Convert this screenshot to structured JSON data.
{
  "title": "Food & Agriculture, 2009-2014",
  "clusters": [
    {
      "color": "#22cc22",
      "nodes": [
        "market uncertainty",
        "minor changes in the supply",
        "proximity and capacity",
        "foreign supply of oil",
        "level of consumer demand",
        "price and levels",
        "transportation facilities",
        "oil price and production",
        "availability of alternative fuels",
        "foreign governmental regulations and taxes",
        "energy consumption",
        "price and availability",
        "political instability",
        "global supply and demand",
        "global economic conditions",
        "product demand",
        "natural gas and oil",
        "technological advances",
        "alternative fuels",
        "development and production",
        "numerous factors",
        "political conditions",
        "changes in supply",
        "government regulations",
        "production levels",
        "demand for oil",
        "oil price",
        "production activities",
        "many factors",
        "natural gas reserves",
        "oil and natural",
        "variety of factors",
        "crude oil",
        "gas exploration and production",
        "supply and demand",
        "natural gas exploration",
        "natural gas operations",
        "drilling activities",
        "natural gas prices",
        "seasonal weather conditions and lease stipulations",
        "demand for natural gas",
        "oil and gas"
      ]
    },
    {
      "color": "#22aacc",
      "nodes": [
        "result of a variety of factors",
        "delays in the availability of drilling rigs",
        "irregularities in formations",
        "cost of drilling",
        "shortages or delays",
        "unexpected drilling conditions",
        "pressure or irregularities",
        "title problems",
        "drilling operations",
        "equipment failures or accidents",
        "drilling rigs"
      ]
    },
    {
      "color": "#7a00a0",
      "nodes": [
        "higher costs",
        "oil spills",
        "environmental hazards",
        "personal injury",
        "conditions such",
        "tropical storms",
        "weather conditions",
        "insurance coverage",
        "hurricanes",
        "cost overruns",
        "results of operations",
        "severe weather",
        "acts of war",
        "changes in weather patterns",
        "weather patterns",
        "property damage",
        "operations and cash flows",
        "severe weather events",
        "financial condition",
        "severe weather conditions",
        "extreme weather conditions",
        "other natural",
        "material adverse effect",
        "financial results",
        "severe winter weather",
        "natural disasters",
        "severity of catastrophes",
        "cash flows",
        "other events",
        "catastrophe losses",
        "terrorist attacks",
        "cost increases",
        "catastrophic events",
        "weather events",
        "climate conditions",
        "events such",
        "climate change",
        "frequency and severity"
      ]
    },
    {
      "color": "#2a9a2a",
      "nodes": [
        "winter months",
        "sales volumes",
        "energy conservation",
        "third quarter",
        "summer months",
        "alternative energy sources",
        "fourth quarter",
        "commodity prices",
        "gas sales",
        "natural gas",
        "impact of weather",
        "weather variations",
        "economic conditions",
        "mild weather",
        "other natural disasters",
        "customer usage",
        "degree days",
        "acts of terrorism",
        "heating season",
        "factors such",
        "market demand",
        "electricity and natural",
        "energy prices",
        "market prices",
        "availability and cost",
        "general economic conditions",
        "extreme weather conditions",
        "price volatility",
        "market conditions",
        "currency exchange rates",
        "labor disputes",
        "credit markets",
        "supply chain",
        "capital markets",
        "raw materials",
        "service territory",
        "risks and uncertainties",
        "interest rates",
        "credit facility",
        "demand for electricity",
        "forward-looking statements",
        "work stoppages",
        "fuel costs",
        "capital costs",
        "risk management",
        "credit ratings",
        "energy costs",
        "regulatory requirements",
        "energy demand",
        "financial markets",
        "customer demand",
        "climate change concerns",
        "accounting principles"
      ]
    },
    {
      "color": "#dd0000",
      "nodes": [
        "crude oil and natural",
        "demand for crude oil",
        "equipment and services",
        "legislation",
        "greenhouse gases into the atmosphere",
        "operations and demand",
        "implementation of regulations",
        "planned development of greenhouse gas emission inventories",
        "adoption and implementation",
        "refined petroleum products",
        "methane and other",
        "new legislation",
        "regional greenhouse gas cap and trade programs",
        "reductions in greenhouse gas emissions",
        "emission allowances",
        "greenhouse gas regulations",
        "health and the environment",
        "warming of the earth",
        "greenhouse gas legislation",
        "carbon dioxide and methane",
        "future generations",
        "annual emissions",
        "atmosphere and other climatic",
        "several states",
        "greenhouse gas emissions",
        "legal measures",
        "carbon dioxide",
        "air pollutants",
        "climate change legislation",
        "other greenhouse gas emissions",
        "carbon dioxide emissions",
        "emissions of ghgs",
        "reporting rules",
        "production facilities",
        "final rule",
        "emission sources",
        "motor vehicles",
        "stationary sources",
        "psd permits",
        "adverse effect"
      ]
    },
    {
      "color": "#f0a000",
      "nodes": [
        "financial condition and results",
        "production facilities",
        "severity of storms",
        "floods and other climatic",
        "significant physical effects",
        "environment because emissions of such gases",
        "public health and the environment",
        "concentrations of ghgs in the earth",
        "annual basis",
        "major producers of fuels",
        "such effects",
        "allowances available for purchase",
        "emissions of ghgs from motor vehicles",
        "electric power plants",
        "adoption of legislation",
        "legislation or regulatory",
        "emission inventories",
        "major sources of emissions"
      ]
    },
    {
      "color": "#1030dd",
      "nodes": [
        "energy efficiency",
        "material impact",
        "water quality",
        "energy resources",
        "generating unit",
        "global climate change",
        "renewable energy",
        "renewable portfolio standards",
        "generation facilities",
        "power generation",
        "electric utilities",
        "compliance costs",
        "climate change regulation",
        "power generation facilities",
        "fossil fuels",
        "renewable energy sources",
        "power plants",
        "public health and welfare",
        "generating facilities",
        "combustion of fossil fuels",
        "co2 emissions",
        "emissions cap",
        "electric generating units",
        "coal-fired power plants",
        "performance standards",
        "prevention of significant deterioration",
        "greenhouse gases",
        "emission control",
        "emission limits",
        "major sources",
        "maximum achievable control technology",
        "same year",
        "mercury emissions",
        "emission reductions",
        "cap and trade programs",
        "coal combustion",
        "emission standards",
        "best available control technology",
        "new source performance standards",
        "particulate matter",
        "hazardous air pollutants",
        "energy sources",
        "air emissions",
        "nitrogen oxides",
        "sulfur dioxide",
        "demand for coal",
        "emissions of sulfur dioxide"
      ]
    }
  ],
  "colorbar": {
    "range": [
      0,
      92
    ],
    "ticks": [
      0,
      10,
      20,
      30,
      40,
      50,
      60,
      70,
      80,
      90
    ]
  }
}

# # # # # # #

== EXERCISE DESCRIPTION ==
Return each line of the listing that holds the string "pollutants".

== RESULT BELOW ==
        "air pollutants",
        "hazardous air pollutants",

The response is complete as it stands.